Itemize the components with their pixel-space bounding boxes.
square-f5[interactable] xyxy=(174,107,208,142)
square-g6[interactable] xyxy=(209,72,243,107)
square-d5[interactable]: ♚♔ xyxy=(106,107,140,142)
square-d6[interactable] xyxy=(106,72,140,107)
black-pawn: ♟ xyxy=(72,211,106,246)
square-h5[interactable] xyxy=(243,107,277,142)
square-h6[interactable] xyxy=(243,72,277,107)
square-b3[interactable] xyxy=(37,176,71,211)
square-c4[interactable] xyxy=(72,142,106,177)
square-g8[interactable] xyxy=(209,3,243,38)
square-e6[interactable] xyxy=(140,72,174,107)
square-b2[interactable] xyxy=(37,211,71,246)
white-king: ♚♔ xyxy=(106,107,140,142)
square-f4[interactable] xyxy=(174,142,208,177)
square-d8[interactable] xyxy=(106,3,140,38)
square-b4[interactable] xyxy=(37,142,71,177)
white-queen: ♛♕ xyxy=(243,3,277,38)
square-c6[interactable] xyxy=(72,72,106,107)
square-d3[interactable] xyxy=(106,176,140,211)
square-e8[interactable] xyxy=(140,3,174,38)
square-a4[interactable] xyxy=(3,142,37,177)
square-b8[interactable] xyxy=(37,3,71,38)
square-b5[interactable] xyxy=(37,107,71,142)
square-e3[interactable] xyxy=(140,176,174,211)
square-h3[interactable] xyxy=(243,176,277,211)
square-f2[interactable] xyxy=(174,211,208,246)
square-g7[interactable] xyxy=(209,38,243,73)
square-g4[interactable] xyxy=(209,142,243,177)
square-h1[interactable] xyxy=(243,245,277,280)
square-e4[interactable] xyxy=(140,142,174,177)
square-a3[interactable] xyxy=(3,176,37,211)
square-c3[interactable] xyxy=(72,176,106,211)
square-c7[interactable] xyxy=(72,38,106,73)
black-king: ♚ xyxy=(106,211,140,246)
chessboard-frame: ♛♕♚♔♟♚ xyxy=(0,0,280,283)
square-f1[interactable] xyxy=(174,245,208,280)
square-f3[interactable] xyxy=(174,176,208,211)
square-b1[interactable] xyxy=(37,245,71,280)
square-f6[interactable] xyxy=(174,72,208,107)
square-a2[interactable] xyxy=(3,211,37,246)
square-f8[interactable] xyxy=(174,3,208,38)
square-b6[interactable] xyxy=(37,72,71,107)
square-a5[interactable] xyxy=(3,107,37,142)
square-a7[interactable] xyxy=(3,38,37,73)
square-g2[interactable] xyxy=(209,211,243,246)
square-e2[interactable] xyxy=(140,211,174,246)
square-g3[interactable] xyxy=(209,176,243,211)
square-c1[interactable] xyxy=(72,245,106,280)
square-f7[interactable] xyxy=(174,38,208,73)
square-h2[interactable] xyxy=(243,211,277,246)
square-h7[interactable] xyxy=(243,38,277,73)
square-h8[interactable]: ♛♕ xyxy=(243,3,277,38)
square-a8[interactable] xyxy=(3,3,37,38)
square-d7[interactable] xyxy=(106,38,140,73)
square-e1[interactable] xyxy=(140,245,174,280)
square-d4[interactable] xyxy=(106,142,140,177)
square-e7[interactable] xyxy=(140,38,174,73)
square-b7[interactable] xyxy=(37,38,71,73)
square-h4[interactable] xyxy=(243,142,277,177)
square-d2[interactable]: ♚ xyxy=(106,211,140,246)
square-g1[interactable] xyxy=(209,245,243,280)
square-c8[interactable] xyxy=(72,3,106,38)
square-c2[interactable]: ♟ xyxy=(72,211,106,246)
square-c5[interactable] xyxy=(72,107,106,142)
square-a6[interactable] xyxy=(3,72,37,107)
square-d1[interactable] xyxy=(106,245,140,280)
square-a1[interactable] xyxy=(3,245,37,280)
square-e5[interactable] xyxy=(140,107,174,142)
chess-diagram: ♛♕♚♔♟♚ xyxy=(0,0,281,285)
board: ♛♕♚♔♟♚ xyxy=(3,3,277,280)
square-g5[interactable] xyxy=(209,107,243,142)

=-=-=-=-=

* Aim of the exercise:
Put every line of the material above into a JSON list of strings, one string per line, leaving out blank lines.

* Result below:
[
  "Itemize the components with their pixel-space bounding boxes.",
  "square-f5[interactable] xyxy=(174,107,208,142)",
  "square-g6[interactable] xyxy=(209,72,243,107)",
  "square-d5[interactable]: ♚♔ xyxy=(106,107,140,142)",
  "square-d6[interactable] xyxy=(106,72,140,107)",
  "black-pawn: ♟ xyxy=(72,211,106,246)",
  "square-h5[interactable] xyxy=(243,107,277,142)",
  "square-h6[interactable] xyxy=(243,72,277,107)",
  "square-b3[interactable] xyxy=(37,176,71,211)",
  "square-c4[interactable] xyxy=(72,142,106,177)",
  "square-g8[interactable] xyxy=(209,3,243,38)",
  "square-e6[interactable] xyxy=(140,72,174,107)",
  "square-b2[interactable] xyxy=(37,211,71,246)",
  "white-king: ♚♔ xyxy=(106,107,140,142)",
  "square-f4[interactable] xyxy=(174,142,208,177)",
  "square-d8[interactable] xyxy=(106,3,140,38)",
  "square-b4[interactable] xyxy=(37,142,71,177)",
  "white-queen: ♛♕ xyxy=(243,3,277,38)",
  "square-c6[interactable] xyxy=(72,72,106,107)",
  "square-d3[interactable] xyxy=(106,176,140,211)",
  "square-e8[interactable] xyxy=(140,3,174,38)",
  "square-a4[interactable] xyxy=(3,142,37,177)",
  "square-b8[interactable] xyxy=(37,3,71,38)",
  "square-b5[interactable] xyxy=(37,107,71,142)",
  "square-e3[interactable] xyxy=(140,176,174,211)",
  "square-h3[interactable] xyxy=(243,176,277,211)",
  "square-f2[interactable] xyxy=(174,211,208,246)",
  "square-g7[interactable] xyxy=(209,38,243,73)",
  "square-g4[interactable] xyxy=(209,142,243,177)",
  "square-h1[interactable] xyxy=(243,245,277,280)",
  "square-e4[interactable] xyxy=(140,142,174,177)",
  "square-a3[interactable] xyxy=(3,176,37,211)",
  "square-c3[interactable] xyxy=(72,176,106,211)",
  "square-c7[interactable] xyxy=(72,38,106,73)",
  "black-king: ♚ xyxy=(106,211,140,246)",
  "chessboard-frame: ♛♕♚♔♟♚ xyxy=(0,0,280,283)",
  "square-f1[interactable] xyxy=(174,245,208,280)",
  "square-f3[interactable] xyxy=(174,176,208,211)",
  "square-b1[interactable] xyxy=(37,245,71,280)",
  "square-f6[interactable] xyxy=(174,72,208,107)",
  "square-a2[interactable] xyxy=(3,211,37,246)",
  "square-f8[interactable] xyxy=(174,3,208,38)",
  "square-b6[interactable] xyxy=(37,72,71,107)",
  "square-a5[interactable] xyxy=(3,107,37,142)",
  "square-a7[interactable] xyxy=(3,38,37,73)",
  "square-g2[interactable] xyxy=(209,211,243,246)",
  "square-e2[interactable] xyxy=(140,211,174,246)",
  "square-g3[interactable] xyxy=(209,176,243,211)",
  "square-c1[interactable] xyxy=(72,245,106,280)",
  "square-f7[interactable] xyxy=(174,38,208,73)",
  "square-h2[interactable] xyxy=(243,211,277,246)",
  "square-h7[interactable] xyxy=(243,38,277,73)",
  "square-h8[interactable]: ♛♕ xyxy=(243,3,277,38)",
  "square-a8[interactable] xyxy=(3,3,37,38)",
  "square-d7[interactable] xyxy=(106,38,140,73)",
  "square-e1[interactable] xyxy=(140,245,174,280)",
  "square-d4[interactable] xyxy=(106,142,140,177)",
  "square-e7[interactable] xyxy=(140,38,174,73)",
  "square-b7[interactable] xyxy=(37,38,71,73)",
  "square-h4[interactable] xyxy=(243,142,277,177)",
  "square-d2[interactable]: ♚ xyxy=(106,211,140,246)",
  "square-g1[interactable] xyxy=(209,245,243,280)",
  "square-c8[interactable] xyxy=(72,3,106,38)",
  "square-c2[interactable]: ♟ xyxy=(72,211,106,246)",
  "square-c5[interactable] xyxy=(72,107,106,142)",
  "square-a6[interactable] xyxy=(3,72,37,107)",
  "square-d1[interactable] xyxy=(106,245,140,280)",
  "square-a1[interactable] xyxy=(3,245,37,280)",
  "square-e5[interactable] xyxy=(140,107,174,142)",
  "chess-diagram: ♛♕♚♔♟♚ xyxy=(0,0,281,285)",
  "board: ♛♕♚♔♟♚ xyxy=(3,3,277,280)",
  "square-g5[interactable] xyxy=(209,107,243,142)"
]